[Data records]
== == ==
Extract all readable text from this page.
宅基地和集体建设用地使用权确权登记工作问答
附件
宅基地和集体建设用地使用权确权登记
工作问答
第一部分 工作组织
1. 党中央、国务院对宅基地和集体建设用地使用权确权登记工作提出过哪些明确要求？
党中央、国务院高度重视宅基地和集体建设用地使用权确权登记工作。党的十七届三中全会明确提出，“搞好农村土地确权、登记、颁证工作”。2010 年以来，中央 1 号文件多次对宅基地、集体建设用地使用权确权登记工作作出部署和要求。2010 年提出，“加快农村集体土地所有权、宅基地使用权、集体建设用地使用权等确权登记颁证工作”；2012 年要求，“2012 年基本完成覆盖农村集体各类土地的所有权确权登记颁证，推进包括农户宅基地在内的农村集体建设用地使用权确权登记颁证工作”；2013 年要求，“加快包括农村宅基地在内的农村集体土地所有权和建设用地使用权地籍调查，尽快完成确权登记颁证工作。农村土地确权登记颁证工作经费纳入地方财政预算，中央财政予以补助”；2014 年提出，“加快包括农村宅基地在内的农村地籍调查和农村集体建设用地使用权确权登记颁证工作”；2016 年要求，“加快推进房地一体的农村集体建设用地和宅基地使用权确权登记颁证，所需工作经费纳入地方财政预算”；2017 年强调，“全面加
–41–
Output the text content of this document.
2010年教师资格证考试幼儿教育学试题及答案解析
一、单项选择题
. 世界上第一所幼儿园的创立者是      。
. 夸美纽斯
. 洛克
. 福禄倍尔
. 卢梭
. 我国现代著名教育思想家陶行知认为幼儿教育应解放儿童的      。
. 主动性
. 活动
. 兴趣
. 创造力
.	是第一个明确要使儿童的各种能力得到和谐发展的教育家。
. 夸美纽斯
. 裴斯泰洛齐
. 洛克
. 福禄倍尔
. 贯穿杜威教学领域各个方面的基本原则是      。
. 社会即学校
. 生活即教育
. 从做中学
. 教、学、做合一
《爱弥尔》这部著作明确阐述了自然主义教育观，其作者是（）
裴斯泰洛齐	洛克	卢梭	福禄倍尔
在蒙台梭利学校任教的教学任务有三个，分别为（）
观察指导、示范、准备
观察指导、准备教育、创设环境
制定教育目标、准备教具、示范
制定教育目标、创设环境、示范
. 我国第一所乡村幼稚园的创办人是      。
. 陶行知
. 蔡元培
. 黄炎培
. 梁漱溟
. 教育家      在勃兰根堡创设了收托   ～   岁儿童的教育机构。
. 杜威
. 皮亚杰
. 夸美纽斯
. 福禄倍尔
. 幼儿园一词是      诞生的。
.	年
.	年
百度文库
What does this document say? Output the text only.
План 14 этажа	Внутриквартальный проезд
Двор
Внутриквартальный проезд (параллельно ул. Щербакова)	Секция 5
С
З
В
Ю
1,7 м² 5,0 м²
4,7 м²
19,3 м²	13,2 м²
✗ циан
== == ==
* Problem description
Report every line containing the word "this" from the listing above.

* Completed exercise
Extract all readable text from this page.
Output the text content of this document.
What does this document say? Output the text only.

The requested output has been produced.